**Provided records:**

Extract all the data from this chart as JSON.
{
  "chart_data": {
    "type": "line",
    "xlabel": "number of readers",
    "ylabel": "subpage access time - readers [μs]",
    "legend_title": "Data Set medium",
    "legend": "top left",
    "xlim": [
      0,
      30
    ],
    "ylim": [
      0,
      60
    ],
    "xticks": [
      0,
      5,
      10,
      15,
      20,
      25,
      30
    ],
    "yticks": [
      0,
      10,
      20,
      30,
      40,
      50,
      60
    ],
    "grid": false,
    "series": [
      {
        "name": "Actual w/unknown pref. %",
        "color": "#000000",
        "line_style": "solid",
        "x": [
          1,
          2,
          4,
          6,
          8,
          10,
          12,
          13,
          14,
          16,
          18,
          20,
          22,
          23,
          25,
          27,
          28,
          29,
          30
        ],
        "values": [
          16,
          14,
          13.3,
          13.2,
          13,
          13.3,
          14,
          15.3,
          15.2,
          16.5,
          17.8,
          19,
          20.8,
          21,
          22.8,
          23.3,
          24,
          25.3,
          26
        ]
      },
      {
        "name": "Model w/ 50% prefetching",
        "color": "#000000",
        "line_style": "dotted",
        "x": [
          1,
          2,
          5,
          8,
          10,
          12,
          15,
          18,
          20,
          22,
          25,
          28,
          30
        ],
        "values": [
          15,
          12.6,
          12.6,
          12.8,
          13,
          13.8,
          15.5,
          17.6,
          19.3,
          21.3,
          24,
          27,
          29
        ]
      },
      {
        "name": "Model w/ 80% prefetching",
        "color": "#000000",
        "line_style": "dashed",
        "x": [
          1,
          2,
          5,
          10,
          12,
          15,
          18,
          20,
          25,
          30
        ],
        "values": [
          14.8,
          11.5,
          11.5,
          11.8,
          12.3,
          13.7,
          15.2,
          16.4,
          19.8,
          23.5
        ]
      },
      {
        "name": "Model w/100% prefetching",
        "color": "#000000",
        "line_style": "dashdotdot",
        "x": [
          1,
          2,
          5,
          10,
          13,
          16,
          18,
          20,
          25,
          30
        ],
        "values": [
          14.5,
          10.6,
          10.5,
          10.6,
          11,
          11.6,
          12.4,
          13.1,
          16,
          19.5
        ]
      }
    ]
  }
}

**Instructions to follow:** Above are the records; retype them all without a single difference.

**Task result:**
Extract all the data from this chart as JSON.
{
  "chart_data": {
    "type": "line",
    "xlabel": "number of readers",
    "ylabel": "subpage access time - readers [μs]",
    "legend_title": "Data Set medium",
    "legend": "top left",
    "xlim": [
      0,
      30
    ],
    "ylim": [
      0,
      60
    ],
    "xticks": [
      0,
      5,
      10,
      15,
      20,
      25,
      30
    ],
    "yticks": [
      0,
      10,
      20,
      30,
      40,
      50,
      60
    ],
    "grid": false,
    "series": [
      {
        "name": "Actual w/unknown pref. %",
        "color": "#000000",
        "line_style": "solid",
        "x": [
          1,
          2,
          4,
          6,
          8,
          10,
          12,
          13,
          14,
          16,
          18,
          20,
          22,
          23,
          25,
          27,
          28,
          29,
          30
        ],
        "values": [
          16,
          14,
          13.3,
          13.2,
          13,
          13.3,
          14,
          15.3,
          15.2,
          16.5,
          17.8,
          19,
          20.8,
          21,
          22.8,
          23.3,
          24,
          25.3,
          26
        ]
      },
      {
        "name": "Model w/ 50% prefetching",
        "color": "#000000",
        "line_style": "dotted",
        "x": [
          1,
          2,
          5,
          8,
          10,
          12,
          15,
          18,
          20,
          22,
          25,
          28,
          30
        ],
        "values": [
          15,
          12.6,
          12.6,
          12.8,
          13,
          13.8,
          15.5,
          17.6,
          19.3,
          21.3,
          24,
          27,
          29
        ]
      },
      {
        "name": "Model w/ 80% prefetching",
        "color": "#000000",
        "line_style": "dashed",
        "x": [
          1,
          2,
          5,
          10,
          12,
          15,
          18,
          20,
          25,
          30
        ],
        "values": [
          14.8,
          11.5,
          11.5,
          11.8,
          12.3,
          13.7,
          15.2,
          16.4,
          19.8,
          23.5
        ]
      },
      {
        "name": "Model w/100% prefetching",
        "color": "#000000",
        "line_style": "dashdotdot",
        "x": [
          1,
          2,
          5,
          10,
          13,
          16,
          18,
          20,
          25,
          30
        ],
        "values": [
          14.5,
          10.6,
          10.5,
          10.6,
          11,
          11.6,
          12.4,
          13.1,
          16,
          19.5
        ]
      }
    ]
  }
}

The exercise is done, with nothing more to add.